▶ **Written task**:
Reply with one number: the count of lines in the records below that hold "Feldberg".

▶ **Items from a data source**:
★ ★ ★ ★ ★

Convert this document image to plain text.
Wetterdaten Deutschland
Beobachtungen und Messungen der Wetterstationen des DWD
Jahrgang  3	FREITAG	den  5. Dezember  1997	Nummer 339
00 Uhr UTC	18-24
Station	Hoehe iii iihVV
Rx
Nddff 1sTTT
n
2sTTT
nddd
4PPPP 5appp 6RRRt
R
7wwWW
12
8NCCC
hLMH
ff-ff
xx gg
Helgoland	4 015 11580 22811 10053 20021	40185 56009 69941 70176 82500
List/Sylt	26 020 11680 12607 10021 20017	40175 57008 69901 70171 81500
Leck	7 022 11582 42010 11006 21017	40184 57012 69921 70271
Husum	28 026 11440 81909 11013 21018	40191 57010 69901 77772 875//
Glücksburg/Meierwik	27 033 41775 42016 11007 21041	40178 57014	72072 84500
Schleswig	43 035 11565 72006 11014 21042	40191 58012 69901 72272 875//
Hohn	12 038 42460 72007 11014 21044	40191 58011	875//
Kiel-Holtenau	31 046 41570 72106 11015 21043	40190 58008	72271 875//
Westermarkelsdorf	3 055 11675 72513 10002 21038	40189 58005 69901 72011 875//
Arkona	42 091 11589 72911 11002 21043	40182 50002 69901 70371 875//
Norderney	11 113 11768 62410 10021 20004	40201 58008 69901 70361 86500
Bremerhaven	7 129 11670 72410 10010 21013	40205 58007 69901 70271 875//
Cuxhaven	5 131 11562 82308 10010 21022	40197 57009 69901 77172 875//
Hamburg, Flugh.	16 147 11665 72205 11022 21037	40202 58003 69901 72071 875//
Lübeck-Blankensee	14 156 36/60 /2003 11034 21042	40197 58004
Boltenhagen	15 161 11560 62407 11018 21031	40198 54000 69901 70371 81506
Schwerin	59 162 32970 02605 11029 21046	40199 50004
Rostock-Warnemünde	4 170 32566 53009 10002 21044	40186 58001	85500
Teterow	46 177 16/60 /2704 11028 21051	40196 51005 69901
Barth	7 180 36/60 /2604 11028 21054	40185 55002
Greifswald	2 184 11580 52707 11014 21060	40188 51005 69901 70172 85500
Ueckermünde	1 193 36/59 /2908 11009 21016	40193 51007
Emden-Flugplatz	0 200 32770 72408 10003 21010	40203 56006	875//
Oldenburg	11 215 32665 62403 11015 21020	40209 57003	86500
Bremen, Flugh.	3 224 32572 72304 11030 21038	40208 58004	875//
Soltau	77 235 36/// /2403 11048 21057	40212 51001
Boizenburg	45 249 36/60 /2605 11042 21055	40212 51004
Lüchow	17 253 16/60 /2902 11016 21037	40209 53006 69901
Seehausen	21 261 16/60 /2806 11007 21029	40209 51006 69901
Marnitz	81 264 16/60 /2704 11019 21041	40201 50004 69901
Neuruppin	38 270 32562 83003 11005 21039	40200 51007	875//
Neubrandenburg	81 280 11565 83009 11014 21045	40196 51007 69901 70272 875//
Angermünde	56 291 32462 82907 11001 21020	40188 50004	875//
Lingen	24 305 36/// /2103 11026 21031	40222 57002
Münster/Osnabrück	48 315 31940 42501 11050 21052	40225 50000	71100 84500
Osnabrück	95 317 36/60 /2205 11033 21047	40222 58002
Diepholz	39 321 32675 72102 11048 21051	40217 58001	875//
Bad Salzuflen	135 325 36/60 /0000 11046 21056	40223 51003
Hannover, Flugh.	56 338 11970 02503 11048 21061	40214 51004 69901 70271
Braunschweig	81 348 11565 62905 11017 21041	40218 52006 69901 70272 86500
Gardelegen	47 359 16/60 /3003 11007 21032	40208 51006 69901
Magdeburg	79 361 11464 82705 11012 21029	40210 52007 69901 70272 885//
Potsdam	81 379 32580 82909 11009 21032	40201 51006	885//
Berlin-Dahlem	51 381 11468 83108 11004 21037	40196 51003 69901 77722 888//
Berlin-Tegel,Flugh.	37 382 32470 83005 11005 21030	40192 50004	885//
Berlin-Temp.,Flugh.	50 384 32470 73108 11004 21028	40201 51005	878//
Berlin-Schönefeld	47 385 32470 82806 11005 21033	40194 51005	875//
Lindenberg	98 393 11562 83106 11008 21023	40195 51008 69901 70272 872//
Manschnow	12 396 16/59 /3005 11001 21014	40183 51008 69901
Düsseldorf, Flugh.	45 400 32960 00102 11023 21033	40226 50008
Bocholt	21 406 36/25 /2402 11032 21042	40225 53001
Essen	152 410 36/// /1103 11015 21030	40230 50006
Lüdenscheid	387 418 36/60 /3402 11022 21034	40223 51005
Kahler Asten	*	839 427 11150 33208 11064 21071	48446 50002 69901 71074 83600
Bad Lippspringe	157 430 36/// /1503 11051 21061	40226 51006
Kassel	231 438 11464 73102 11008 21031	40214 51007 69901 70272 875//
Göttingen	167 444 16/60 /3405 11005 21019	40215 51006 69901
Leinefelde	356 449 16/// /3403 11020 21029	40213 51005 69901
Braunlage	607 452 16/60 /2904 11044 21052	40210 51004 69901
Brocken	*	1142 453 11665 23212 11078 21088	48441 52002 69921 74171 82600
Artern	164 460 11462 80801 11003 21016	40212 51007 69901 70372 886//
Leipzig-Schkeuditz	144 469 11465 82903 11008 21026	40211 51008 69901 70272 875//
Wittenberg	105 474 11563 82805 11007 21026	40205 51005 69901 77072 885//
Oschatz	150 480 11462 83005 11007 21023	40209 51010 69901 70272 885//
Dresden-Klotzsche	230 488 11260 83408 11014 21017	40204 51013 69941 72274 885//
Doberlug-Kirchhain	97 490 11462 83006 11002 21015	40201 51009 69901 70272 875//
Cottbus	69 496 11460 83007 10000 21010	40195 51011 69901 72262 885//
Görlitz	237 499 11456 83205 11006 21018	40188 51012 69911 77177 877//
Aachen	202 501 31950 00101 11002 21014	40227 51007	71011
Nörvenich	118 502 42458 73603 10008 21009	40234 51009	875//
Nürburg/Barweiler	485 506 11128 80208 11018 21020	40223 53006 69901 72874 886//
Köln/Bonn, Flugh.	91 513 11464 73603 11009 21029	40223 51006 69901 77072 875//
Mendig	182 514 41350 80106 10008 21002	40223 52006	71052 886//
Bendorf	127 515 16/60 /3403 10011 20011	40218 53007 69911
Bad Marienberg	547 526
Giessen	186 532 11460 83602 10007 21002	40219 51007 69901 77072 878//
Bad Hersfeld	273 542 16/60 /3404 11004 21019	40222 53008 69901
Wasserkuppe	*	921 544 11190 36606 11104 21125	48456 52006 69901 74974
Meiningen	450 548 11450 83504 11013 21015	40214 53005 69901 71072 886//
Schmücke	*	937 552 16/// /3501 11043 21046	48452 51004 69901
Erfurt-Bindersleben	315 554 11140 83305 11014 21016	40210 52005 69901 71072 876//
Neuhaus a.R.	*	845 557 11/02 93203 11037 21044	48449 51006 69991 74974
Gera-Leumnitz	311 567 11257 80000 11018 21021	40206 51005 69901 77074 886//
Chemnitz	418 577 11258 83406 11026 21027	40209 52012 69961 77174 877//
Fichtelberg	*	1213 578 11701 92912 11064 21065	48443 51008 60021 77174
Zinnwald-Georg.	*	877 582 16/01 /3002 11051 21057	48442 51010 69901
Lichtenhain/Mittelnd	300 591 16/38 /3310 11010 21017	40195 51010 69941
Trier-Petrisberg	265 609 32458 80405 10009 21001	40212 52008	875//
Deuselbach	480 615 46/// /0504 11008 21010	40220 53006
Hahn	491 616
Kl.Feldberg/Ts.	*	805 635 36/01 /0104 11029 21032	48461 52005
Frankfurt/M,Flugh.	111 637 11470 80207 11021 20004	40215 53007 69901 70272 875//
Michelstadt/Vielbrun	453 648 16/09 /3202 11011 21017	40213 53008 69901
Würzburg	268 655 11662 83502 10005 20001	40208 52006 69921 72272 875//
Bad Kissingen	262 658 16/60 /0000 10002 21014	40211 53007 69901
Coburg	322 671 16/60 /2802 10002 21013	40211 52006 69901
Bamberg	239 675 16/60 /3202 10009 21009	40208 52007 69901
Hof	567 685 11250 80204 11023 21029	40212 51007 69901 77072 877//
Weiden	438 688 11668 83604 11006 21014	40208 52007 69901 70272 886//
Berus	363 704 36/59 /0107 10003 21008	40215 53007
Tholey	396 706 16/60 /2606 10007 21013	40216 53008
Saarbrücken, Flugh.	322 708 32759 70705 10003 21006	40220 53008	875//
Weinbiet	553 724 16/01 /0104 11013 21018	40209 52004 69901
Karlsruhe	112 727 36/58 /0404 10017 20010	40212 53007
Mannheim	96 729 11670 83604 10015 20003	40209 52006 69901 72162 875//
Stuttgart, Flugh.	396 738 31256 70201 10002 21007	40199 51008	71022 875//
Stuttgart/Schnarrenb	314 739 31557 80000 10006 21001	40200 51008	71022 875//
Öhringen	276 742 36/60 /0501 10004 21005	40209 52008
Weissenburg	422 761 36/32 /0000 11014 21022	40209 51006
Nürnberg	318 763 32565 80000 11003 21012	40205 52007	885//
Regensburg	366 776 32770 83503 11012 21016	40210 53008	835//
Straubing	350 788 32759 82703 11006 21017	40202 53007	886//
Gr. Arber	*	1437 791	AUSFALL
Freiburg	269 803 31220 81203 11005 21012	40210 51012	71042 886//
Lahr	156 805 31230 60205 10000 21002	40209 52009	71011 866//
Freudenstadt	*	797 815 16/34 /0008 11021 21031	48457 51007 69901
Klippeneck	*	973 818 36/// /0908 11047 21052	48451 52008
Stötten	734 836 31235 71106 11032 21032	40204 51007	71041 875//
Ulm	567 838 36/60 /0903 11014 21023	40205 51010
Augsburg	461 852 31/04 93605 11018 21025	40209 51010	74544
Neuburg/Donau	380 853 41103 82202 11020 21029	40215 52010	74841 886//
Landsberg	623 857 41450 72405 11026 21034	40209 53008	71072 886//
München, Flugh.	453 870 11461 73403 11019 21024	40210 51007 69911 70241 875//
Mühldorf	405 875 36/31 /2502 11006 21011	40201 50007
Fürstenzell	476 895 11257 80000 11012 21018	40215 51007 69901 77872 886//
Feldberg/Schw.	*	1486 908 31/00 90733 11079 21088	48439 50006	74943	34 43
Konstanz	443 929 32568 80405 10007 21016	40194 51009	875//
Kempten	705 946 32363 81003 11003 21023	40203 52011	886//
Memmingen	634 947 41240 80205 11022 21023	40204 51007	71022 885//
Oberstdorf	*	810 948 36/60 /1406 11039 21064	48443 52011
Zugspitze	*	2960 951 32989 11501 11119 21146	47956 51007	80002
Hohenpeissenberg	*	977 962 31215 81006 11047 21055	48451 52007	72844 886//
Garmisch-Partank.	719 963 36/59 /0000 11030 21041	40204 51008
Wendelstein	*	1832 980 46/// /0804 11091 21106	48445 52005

★ ★ ★ ★ ★

▶ **Problem solution**:
2